+++ Data rows

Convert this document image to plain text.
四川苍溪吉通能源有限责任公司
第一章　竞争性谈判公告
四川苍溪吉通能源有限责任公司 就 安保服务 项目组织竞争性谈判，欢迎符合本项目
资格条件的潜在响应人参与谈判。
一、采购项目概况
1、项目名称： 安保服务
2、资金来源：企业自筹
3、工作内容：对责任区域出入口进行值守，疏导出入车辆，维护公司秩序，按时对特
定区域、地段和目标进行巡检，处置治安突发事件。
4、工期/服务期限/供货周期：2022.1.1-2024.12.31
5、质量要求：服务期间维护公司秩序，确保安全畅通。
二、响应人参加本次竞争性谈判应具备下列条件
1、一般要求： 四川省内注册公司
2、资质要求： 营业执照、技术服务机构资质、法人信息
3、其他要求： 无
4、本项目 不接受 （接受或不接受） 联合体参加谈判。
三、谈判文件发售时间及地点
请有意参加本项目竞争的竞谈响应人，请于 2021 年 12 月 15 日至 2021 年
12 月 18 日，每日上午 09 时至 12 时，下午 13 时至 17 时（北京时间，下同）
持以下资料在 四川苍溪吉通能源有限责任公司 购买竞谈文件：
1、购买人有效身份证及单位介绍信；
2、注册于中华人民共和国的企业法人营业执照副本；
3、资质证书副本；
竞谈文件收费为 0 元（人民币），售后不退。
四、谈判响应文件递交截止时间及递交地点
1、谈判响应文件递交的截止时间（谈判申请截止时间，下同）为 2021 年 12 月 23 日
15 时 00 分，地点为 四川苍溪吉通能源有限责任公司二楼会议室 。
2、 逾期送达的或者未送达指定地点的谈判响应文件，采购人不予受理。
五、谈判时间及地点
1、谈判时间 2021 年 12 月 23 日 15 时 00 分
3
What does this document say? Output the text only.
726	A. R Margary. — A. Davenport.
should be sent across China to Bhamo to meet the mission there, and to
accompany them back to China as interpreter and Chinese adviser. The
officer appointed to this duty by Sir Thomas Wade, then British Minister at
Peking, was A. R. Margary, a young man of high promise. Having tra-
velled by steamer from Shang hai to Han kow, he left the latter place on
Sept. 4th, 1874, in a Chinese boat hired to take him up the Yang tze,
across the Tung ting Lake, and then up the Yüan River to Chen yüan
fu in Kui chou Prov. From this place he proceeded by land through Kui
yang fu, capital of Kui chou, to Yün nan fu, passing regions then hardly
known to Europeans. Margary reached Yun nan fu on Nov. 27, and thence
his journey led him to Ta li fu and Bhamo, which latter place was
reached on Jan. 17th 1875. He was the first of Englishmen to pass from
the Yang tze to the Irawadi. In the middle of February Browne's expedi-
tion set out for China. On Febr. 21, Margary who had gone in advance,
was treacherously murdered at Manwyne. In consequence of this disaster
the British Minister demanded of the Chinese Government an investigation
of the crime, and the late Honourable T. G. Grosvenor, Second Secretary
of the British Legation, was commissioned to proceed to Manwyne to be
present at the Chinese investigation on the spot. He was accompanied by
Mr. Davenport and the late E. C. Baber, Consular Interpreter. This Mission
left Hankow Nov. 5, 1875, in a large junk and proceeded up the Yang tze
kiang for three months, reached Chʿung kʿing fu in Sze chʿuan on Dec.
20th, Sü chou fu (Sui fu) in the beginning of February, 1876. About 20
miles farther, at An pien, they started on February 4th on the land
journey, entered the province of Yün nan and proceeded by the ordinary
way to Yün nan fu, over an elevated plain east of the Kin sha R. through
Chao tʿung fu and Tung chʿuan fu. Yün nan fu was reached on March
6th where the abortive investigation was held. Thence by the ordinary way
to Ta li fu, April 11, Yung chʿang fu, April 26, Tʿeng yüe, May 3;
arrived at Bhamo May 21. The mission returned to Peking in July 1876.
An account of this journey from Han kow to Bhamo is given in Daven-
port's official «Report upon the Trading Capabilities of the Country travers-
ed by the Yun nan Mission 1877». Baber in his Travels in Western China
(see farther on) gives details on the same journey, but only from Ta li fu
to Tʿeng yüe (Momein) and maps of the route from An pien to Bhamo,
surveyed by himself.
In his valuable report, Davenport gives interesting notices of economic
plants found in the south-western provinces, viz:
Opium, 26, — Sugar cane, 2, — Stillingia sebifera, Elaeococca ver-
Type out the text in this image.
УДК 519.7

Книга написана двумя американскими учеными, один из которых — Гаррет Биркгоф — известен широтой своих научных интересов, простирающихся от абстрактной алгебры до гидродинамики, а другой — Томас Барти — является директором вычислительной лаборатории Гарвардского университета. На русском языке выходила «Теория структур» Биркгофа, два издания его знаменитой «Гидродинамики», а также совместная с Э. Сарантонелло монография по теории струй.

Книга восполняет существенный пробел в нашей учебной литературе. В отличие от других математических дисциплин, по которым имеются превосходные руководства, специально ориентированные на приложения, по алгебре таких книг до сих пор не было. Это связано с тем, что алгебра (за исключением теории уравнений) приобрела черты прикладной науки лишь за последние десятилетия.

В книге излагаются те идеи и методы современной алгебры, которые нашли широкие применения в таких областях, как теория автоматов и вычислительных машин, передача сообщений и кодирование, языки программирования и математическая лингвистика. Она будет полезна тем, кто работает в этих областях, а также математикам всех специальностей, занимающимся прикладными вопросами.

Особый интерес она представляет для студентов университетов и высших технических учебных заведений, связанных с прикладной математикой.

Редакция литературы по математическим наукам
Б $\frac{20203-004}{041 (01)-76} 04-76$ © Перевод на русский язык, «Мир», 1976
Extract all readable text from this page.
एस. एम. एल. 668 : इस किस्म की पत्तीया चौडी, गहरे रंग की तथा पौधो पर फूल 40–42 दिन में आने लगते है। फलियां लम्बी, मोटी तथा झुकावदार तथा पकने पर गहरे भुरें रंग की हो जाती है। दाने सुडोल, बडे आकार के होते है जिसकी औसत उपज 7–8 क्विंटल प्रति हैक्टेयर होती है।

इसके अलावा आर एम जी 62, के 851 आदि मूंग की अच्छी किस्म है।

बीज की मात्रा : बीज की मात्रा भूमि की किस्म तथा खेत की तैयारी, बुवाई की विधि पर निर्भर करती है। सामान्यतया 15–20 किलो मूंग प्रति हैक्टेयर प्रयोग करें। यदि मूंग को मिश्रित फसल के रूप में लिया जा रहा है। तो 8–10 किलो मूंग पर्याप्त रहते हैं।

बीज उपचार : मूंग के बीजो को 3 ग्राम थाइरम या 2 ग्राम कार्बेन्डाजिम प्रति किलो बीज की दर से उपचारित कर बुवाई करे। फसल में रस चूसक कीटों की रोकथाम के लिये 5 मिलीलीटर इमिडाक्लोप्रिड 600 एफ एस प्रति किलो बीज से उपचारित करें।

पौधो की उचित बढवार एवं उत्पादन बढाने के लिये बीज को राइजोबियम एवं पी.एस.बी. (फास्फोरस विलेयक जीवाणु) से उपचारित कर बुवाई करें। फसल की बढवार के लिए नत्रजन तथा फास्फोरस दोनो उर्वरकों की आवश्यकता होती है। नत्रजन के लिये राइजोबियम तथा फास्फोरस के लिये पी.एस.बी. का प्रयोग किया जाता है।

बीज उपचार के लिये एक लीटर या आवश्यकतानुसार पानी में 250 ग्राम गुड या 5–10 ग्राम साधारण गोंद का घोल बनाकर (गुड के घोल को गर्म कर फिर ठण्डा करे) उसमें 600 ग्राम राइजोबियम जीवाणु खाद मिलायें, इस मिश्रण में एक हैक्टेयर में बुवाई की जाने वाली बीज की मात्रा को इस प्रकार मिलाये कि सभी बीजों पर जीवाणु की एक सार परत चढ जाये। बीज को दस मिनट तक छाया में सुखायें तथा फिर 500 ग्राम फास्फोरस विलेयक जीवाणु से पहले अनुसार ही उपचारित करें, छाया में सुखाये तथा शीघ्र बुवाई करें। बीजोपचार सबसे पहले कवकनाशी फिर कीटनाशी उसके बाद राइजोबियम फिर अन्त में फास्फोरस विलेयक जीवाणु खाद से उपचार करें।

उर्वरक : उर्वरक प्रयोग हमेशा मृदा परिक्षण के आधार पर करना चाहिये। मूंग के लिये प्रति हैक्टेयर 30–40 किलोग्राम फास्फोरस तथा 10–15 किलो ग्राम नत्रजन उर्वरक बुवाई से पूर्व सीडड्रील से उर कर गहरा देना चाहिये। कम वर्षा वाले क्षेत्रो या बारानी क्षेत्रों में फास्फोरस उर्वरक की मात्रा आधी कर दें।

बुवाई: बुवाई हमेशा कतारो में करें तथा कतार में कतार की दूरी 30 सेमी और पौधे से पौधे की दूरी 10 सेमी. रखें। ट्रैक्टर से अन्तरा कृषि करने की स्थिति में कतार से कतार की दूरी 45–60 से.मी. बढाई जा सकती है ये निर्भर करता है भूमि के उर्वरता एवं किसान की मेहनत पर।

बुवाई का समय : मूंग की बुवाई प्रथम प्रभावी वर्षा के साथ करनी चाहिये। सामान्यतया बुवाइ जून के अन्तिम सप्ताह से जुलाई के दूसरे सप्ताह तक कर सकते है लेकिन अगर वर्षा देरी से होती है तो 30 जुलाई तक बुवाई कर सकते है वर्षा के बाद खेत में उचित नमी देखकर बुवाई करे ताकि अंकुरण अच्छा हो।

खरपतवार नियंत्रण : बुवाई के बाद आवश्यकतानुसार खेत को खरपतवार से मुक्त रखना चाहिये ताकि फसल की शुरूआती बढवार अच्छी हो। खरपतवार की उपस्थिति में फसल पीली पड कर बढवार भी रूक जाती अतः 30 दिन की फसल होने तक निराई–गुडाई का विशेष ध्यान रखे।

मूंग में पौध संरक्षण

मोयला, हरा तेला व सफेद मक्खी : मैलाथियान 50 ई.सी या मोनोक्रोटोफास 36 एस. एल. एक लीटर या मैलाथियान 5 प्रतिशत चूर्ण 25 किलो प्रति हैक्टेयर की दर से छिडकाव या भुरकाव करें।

++++++

Exercise.
Give the count of lines that hold the word "text", with nothing added.

The answer.
4